Whay so many Catholic Bibles


#1

Hi all,

Is it just me, or are there way too many “Catholic” versions of the Bible out there? Wouldn’t it be advisable for the Church to sanction one official English language translation?
By having too many different translations we seem to be conceding that what the Bible says is relative, as it can be translated in many different ways(?)

Finally, is NAB the standard Catholic Bible now?


#2

Just from a personal view, I would imagine that as we learn more about the language used at the time the Bible stories were told and then written, then the translations are fine-tuned. Cultures and language change over time which would make it very difficult for us to read a Bible printed hundreds of years ago (especially when S were f’s).

Even the English language varies from region to region and between countries, for example a pavement is called a sidewalk in the USA, a Chemist is a Drug Store and my baby nephews wear diapers, not nappies. There are also differences in the way words are used in Australia and New Zealand (which is always interesting when my relatives visit).

I completed a Bible Study with the online New American Bible, Revised Edition and whilst it was suitable for the study, I would not chose to read it for private study because the Ignatius Press Holy Bible is the one that suits me personally the best at the moment.


#3

It’s probably not just you who feels this way, but I think your feelings are based on a misconception. The reason the Bible can be translated in many different ways is not because it’s meaning is relative but because different languages express the same things in different ways. Greek and Hebrew are not as strict as English is on things like where you place your verbs and your prepositions, and the figures of speech they used are different than the ones we use.

When we see a phrase like “He uncovered her nakedness,” some translators want to translate that literally, others want to translate the figure of speech into a modern one, like “He slept with her.” Neither translation is inaccurate, but that doesn’t mean the Bible’s meaning is relative.

◆ **Aim A**: Please rewrite everything in the Bible translations thread from "Just from a" down to "my relatives visit).", changing "nephews" to "nieces".
◆ **Aim B**: List each language the Bible translations thread names.
The layout material plays no role here.

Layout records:
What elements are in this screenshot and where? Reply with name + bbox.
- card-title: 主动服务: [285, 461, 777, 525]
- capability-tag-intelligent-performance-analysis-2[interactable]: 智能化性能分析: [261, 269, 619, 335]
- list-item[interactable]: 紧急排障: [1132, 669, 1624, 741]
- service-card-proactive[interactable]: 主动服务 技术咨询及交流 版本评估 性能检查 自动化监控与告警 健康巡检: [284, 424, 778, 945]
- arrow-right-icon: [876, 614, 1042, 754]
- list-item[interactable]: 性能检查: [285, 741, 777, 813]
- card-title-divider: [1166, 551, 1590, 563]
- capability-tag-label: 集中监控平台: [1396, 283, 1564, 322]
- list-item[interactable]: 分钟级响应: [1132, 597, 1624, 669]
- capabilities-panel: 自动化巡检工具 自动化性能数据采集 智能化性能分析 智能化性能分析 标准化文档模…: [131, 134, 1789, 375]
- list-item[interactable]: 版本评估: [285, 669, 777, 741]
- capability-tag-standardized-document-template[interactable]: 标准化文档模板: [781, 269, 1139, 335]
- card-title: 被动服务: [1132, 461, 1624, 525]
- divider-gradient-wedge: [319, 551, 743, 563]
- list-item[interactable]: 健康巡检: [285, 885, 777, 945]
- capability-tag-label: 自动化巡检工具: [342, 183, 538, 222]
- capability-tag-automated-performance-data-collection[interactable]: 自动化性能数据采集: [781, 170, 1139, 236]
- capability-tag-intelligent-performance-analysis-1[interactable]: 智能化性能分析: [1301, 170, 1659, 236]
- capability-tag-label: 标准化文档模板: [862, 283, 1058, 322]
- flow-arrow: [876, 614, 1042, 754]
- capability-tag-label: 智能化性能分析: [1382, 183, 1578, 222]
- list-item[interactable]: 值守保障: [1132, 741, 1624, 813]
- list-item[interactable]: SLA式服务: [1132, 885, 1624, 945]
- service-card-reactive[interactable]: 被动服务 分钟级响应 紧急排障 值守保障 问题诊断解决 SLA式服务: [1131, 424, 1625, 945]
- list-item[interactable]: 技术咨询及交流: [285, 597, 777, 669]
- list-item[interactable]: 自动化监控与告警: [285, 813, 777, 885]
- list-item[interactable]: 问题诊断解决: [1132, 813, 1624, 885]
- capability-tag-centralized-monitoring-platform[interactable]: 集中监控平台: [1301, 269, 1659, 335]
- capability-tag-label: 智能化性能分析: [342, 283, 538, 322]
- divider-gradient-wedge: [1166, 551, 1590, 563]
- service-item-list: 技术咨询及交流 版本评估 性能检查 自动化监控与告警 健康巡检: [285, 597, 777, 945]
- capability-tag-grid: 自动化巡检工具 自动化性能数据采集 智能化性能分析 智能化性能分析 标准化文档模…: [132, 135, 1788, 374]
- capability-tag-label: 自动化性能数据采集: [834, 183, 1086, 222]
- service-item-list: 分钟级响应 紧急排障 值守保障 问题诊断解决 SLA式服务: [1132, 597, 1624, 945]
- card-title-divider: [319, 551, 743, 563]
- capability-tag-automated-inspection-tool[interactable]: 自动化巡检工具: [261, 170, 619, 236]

◆ **Exercise result A**:
Just from a personal view, I would imagine that as we learn more about the language used at the time the Bible stories were told and then written, then the translations are fine-tuned. Cultures and language change over time which would make it very difficult for us to read a Bible printed hundreds of years ago (especially when S were f’s).

Even the English language varies from region to region and between countries, for example a pavement is called a sidewalk in the USA, a Chemist is a Drug Store and my baby nieces wear diapers, not nappies. There are also differences in the way words are used in Australia and New Zealand (which is always interesting when my relatives visit).

◆ **Exercise result B**: English, Greek, Hebrew